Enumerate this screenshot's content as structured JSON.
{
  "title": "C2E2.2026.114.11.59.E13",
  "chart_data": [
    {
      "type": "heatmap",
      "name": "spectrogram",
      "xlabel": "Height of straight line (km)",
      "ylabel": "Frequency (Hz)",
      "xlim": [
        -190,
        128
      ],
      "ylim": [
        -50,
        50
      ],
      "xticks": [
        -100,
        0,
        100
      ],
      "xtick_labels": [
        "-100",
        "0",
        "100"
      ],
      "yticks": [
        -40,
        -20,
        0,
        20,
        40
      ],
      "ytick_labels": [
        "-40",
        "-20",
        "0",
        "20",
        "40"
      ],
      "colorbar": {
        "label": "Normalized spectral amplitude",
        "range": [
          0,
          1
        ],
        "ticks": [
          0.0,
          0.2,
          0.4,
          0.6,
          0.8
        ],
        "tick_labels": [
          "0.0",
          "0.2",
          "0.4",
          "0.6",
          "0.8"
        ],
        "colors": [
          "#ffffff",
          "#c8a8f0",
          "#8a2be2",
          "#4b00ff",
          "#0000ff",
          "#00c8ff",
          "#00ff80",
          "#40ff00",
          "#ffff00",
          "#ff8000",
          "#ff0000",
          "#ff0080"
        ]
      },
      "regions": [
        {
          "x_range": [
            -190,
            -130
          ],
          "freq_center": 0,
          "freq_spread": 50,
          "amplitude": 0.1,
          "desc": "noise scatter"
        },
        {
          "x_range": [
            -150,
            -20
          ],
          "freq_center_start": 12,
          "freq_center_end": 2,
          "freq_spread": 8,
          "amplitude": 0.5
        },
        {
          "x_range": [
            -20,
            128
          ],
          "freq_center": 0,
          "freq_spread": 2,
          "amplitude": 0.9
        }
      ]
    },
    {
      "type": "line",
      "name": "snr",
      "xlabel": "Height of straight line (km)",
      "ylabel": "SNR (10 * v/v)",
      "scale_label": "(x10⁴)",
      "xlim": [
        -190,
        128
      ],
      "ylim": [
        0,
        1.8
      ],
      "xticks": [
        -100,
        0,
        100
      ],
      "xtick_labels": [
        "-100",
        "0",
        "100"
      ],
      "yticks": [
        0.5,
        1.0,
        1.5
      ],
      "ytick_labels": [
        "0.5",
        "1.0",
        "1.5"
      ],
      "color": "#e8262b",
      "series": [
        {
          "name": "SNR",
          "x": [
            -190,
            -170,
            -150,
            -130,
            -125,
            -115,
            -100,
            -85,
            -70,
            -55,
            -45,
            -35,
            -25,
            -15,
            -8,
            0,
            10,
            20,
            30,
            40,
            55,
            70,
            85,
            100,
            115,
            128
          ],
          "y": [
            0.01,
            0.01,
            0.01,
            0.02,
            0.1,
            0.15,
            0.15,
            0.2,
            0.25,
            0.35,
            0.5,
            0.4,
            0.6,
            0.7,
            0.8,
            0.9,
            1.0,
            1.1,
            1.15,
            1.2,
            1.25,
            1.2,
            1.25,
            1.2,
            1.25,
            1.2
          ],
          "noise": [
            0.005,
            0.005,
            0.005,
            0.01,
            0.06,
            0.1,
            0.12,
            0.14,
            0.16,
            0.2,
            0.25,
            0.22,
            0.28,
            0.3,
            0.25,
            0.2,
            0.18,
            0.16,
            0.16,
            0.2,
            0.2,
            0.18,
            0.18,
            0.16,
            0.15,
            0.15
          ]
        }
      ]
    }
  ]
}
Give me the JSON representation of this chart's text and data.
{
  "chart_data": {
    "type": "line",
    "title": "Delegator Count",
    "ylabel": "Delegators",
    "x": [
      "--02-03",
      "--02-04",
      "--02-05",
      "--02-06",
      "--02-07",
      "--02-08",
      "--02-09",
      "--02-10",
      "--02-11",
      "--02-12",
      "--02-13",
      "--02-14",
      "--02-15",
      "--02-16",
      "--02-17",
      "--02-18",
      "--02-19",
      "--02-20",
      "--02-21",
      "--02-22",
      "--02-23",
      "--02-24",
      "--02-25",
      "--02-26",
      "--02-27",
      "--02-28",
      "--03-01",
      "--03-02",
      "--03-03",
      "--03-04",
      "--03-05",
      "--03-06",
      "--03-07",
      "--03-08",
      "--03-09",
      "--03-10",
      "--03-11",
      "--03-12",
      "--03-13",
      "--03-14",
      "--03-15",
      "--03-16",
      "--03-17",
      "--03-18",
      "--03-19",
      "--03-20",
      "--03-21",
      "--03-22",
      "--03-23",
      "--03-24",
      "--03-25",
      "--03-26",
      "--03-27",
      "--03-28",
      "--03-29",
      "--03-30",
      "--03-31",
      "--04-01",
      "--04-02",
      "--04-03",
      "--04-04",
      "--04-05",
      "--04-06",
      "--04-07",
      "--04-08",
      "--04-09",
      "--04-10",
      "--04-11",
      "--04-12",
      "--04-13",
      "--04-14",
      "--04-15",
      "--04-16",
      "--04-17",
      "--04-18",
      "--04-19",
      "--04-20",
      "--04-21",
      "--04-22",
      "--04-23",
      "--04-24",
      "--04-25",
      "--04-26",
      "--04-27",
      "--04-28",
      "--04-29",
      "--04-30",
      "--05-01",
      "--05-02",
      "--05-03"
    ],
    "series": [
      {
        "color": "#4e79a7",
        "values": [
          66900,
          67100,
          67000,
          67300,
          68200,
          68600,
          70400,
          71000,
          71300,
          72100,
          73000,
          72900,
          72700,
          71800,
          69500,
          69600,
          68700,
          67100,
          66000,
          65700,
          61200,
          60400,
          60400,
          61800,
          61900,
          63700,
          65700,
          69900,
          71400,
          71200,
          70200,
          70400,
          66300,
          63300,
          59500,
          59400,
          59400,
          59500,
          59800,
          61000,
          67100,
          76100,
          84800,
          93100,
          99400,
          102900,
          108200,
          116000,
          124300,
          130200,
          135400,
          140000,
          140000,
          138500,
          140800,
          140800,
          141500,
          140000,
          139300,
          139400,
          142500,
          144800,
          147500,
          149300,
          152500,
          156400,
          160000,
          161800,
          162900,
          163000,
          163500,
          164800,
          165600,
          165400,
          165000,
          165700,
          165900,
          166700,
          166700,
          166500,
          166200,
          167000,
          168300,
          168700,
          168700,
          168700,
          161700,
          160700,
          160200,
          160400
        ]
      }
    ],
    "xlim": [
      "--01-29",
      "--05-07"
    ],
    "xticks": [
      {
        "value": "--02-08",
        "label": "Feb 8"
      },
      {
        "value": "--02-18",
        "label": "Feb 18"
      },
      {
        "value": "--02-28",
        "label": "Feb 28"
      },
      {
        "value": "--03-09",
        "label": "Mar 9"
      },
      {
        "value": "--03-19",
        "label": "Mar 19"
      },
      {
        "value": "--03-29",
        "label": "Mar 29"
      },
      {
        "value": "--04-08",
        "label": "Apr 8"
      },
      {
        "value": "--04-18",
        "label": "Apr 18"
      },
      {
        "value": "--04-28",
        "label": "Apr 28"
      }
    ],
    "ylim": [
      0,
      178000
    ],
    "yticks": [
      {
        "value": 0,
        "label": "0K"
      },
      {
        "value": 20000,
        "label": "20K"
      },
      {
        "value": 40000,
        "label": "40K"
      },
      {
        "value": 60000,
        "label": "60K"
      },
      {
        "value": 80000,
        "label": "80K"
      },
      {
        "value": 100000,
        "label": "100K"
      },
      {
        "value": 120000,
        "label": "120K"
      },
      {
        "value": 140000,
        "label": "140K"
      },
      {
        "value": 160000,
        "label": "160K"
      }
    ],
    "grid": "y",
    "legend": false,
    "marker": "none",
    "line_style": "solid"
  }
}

▶ Given request
Copy all lines in the listing above where the string "amplitude" appears.

▶ Final result
        "label": "Normalized spectral amplitude",
          "amplitude": 0.1,
          "amplitude": 0.5
          "amplitude": 0.9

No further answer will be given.